§ Selected text:
The Gospel calls us to change, the patriarch said, because the Kingdom of Heaven means to remodel the way we think, we live and act. His Beatitude pointed to the fact that Christ the Lord combined the preaching of repentance with miraculous, healing and delivering acts. Thus, the patriarch noted, Jesus Christ was strengthening His words by performing merciful deeds.
Christ teaches us to add charity deeds to the preaching of the Gospel, he said adding that since the first centuries the Church has been taking care of the sick, the poor, of travelers, and of every soul in need of help.
The patriarch noted that especially the Saints fulfilled the apostolic ministry of preaching Christ’s Gospel in word and deed. Referring to the Saints, His Beatitude said that they carry Christ within them through prayer, and make Him manifest to the world through good deeds.
In his homily, the Patriarch referred to the Synaxis of all Romanian Saints commemorated by the Romanian faithful on the second Sunday after Pentecost.
Today we commemorate the Synaxis of all Romanian Saints known and unknown, Patriarch Daniel said, both those who were canonized and included in our calendar and those who have not been canonized yet by the Church. He went on to say that some of them are known only by God, who will make them manifest when and how He desires. At Christ’s second coming, he said, Saints will shine like the stars and that the holiness of their souls will be made manifest through their risen and glorified bodies.
The Patriarch reflected on the Christianization of the Romanian people that was based on the preaching of Saint Andrew the Apostle and his disciples in the Southeast region of Romania (in today’s Dobrudja).

§ Source records:
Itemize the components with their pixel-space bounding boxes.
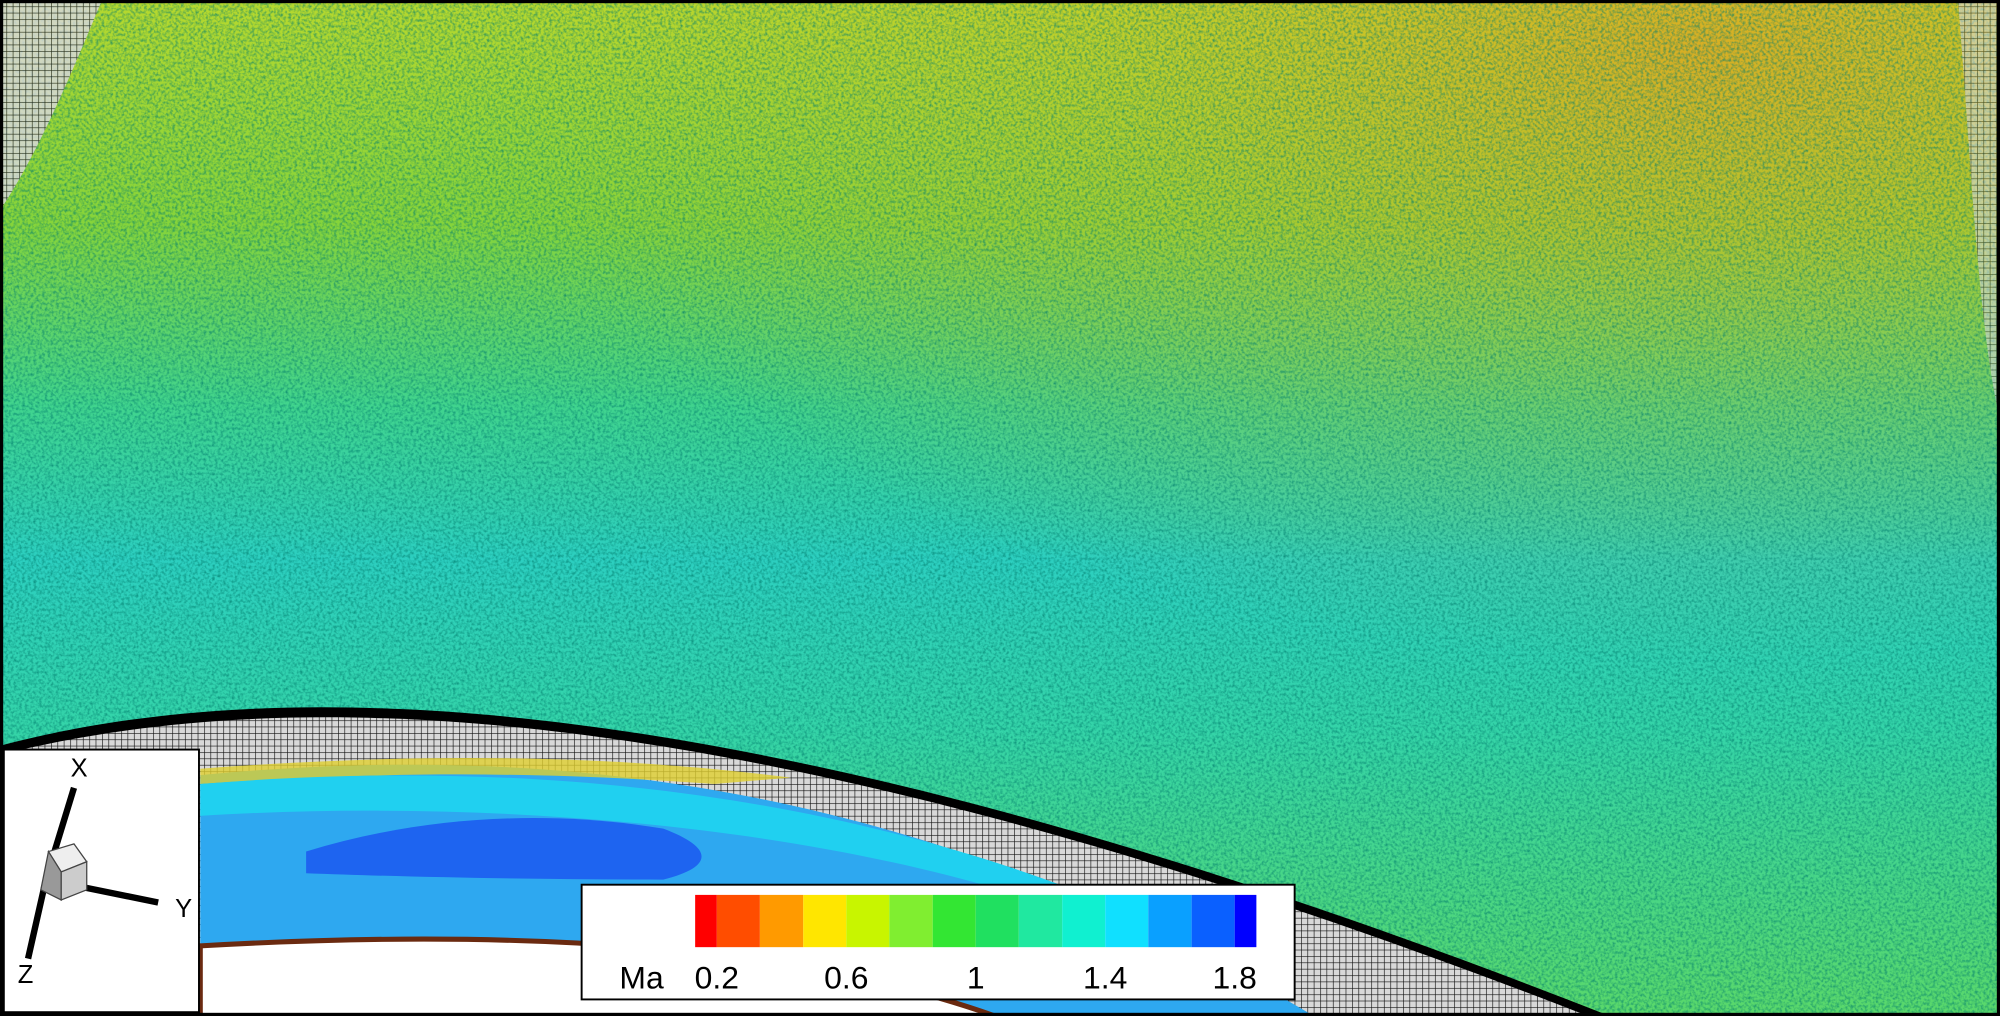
surface-band <box>200 775 1199 944</box>
triad-cube <box>60 860 88 901</box>
colorbar-swatch <box>975 894 1019 948</box>
triad-label: Z <box>18 961 34 989</box>
colorbar-tick-label: 0.6 <box>824 960 868 996</box>
mesh-edge <box>1957 0 2000 421</box>
colorbar-swatch <box>1234 894 1257 948</box>
mesh-corner <box>0 0 103 211</box>
colorbar-swatch <box>1062 894 1106 948</box>
colorbar-tick-label: 1.4 <box>1083 960 1127 996</box>
colorbar-swatch <box>716 894 760 948</box>
colorbar-tick-label: 1 <box>967 960 985 996</box>
colorbar-swatch <box>889 894 933 948</box>
z-axis-arrow <box>24 878 50 960</box>
colorbar-tick-label: 0.2 <box>695 960 739 996</box>
colorbar-swatch <box>803 894 847 948</box>
axes-triad: X Y Z <box>2 748 200 1014</box>
colorbar-swatch <box>1018 894 1063 948</box>
colorbar-label: Ma <box>619 960 664 996</box>
surface-edge <box>200 758 791 784</box>
colorbar-swatch <box>1191 894 1235 948</box>
triad-label: Y <box>175 895 192 923</box>
colorbar-tick-label: 1.8 <box>1213 960 1257 996</box>
colorbar-swatch <box>759 894 804 948</box>
colorbar-swatch <box>1105 894 1149 948</box>
colorbar: Ma 0.2 0.6 1 1.4 1.8 <box>580 883 1296 1001</box>
colorbar-swatch <box>695 894 717 948</box>
colorbar-swatch <box>1148 894 1192 948</box>
triad-label: X <box>71 755 88 783</box>
surface-core <box>306 818 702 880</box>
colorbar-swatch <box>846 894 890 948</box>
colorbar-swatch <box>932 894 976 948</box>
triad-box <box>2 748 200 1014</box>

§ Required work:
a) Please return, word for word, the part of the passage on Patriarch Daniel's homily that opens with the words containing "Christ teaches us" and closes with "Sunday after Pentecost.".
b) Resume the passage on Patriarch Daniel's homily, picking up right after its final sentence.

§ Answers for the exercise:
a)
Christ teaches us to add charity deeds to the preaching of the Gospel, he said adding that since the first centuries the Church has been taking care of the sick, the poor, of travelers, and of every soul in need of help.
The patriarch noted that especially the Saints fulfilled the apostolic ministry of preaching Christ’s Gospel in word and deed. Referring to the Saints, His Beatitude said that they carry Christ within them through prayer, and make Him manifest to the world through good deeds.
In his homily, the Patriarch referred to the Synaxis of all Romanian Saints commemorated by the Romanian faithful on the second Sunday after Pentecost.

b)
Because it was not a formal, ordered Christianization, but from human to human, developed at the same time with the formation of our nation from Dacians and Romans, the patriarch said, Christianity has deep roots in the soul of the Romanian people.
The Romanian nation, he said, has not lost its faith despite many trials. History shows us that it resisted during the invasions of the migratory peoples, during many later proselytizing pressures of other heterodox Christian confessions, and during the atheistic ideological pressure under the communist regime.
His Beatitude ended his speech saying that the Romanian Saints are intercessors for the Romanian people before the throne of the Holy Trinity who pray for the preservation of the Orthodox faith, for its conveyance to younger generations, for the cultivation of the holiness of life and of the deeds of merciful love.
Prior to the celebration of the Divine Liturgy, the Patriarch of Romania blessed 200 antimensia to be used in several chapels.
Through the decision of the Holy Synod, the Romanian Orthodox Church ordained in 1992 that the Synaxis of All Romanian Saints be honoured on the Second Sunday after Pentecost.